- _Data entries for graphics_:
══════════

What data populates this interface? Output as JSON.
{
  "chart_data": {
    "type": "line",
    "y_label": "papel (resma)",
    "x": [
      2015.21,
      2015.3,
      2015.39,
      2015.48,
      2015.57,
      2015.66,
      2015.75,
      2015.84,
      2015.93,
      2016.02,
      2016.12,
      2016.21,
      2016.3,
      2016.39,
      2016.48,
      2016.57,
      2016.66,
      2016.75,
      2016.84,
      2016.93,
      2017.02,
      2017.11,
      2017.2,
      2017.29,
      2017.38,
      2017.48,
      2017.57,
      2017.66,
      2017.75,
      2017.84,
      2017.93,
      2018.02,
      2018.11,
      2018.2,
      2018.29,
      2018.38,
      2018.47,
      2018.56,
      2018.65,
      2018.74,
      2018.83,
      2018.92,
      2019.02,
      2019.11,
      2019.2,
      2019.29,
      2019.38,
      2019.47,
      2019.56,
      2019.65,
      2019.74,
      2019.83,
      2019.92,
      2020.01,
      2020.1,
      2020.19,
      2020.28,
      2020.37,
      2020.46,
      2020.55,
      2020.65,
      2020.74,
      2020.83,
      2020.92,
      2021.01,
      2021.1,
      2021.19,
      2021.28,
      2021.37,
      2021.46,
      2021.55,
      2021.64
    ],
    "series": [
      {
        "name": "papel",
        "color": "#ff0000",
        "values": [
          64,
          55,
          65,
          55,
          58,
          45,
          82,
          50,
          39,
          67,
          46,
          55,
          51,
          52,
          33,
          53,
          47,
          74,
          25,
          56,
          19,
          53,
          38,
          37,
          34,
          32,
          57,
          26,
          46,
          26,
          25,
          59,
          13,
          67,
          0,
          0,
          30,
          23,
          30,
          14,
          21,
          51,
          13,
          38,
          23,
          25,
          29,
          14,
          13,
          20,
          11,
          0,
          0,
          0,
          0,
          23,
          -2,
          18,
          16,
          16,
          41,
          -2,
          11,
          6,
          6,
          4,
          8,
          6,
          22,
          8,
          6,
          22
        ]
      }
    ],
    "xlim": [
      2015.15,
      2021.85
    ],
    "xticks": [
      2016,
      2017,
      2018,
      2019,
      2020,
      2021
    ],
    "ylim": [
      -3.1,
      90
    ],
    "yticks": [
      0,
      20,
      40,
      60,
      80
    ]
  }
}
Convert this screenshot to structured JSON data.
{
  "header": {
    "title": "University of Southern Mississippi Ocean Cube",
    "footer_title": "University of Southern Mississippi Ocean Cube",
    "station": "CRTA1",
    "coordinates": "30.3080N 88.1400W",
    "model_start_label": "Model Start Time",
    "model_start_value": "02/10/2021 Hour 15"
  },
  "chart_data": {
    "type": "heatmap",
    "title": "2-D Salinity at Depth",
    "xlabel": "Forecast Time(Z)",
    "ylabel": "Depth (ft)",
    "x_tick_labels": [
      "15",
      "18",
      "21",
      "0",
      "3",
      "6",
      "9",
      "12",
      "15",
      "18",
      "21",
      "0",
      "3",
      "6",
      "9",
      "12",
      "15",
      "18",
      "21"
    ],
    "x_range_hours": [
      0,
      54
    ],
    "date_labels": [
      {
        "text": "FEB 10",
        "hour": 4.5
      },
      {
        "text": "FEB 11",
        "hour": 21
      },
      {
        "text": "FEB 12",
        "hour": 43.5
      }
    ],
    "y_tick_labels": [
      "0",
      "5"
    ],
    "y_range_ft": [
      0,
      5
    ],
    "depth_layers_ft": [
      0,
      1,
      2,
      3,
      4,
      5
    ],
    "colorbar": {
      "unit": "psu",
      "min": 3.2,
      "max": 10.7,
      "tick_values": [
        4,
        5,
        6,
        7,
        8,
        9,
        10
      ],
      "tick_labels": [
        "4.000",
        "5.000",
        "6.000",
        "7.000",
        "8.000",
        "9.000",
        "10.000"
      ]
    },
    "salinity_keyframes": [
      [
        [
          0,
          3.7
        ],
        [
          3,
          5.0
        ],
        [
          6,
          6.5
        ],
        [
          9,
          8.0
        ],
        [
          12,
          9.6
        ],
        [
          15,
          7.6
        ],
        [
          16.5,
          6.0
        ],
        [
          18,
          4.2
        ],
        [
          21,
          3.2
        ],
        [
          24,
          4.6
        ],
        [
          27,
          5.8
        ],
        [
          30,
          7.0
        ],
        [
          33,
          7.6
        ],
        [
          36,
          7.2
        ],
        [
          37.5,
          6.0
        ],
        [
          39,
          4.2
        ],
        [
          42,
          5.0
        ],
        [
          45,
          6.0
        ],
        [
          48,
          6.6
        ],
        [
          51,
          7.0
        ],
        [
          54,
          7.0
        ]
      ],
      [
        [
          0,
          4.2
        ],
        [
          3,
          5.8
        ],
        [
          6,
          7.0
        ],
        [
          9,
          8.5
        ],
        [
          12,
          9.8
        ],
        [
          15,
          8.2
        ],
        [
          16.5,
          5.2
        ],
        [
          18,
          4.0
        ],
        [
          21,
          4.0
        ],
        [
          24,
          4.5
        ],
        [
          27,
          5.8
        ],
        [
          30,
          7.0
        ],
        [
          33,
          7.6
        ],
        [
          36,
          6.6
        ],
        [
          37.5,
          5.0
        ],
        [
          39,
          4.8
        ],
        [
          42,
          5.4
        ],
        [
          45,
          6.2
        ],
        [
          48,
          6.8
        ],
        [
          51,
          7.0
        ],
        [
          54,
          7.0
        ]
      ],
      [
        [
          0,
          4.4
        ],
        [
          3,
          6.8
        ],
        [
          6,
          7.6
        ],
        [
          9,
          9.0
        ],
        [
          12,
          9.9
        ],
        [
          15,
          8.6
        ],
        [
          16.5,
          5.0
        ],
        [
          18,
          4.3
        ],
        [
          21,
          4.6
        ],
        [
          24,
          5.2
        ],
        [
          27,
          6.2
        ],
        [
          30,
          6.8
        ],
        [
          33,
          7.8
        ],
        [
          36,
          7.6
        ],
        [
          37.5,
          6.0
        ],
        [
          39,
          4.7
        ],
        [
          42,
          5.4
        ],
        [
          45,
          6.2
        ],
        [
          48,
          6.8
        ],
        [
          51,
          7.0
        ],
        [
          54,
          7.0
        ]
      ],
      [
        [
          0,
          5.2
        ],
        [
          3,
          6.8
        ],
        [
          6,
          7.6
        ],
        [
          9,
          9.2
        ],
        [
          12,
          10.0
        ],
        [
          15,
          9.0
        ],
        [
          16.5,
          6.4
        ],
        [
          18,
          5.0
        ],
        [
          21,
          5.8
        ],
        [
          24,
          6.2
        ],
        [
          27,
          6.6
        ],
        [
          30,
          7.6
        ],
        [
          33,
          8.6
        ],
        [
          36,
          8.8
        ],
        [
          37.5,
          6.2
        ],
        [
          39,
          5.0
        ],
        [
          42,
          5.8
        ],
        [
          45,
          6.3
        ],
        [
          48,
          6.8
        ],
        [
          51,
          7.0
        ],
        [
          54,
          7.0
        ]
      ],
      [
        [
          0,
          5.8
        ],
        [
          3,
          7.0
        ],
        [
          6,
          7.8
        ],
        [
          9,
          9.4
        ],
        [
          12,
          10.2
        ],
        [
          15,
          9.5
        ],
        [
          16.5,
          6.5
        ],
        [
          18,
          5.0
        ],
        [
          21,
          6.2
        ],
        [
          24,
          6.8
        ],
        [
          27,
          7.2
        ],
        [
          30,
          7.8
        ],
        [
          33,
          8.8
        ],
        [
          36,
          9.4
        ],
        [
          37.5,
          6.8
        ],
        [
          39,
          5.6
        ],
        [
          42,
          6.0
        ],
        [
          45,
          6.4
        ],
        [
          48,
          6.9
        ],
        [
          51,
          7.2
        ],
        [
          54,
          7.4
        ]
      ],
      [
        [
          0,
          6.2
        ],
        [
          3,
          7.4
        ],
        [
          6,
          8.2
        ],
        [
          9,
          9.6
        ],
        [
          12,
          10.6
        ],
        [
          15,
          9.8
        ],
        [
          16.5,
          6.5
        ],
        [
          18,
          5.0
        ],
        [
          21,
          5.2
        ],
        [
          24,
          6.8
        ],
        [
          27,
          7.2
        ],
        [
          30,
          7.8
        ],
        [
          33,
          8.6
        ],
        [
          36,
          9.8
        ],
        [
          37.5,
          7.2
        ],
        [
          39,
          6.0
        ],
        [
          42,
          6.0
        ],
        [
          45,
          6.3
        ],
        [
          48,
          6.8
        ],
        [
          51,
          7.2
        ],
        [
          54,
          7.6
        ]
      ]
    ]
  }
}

══════════

- _Work instructions_:
For the entries above, count the lines that contain the string "Ocean", and state that number without further comment.

- _In response_:
2